Show each line of the material that contains the string "还有岳飞精忠报国的故事".
--- Begin ---
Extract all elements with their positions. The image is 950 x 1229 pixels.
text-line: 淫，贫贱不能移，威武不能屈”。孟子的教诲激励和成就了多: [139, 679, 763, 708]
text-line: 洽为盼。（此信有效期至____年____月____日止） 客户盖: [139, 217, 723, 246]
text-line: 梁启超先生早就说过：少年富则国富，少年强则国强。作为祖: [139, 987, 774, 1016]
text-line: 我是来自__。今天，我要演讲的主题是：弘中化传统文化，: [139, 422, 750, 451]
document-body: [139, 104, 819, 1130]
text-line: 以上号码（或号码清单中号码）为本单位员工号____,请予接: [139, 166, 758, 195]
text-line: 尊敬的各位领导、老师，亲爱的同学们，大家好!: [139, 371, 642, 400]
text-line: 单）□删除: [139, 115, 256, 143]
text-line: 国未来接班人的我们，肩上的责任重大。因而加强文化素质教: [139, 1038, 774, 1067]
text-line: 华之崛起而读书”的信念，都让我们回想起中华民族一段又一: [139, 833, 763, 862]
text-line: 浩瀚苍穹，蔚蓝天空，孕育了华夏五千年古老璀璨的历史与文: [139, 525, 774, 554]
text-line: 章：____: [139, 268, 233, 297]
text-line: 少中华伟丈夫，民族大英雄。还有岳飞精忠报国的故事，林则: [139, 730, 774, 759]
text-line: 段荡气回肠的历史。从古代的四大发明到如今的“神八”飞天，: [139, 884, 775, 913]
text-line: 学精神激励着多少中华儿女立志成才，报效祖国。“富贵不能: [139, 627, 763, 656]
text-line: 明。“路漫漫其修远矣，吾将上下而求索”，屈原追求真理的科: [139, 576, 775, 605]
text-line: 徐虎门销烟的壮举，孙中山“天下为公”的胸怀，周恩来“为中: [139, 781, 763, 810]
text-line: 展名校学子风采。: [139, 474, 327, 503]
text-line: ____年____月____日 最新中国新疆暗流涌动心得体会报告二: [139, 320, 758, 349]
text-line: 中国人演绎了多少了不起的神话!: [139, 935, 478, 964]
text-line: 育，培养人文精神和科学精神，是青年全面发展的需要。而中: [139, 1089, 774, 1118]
--- End ---
Expected output »
text-line: 少中华伟丈夫，民族大英雄。还有岳飞精忠报国的故事，林则: [139, 730, 774, 759]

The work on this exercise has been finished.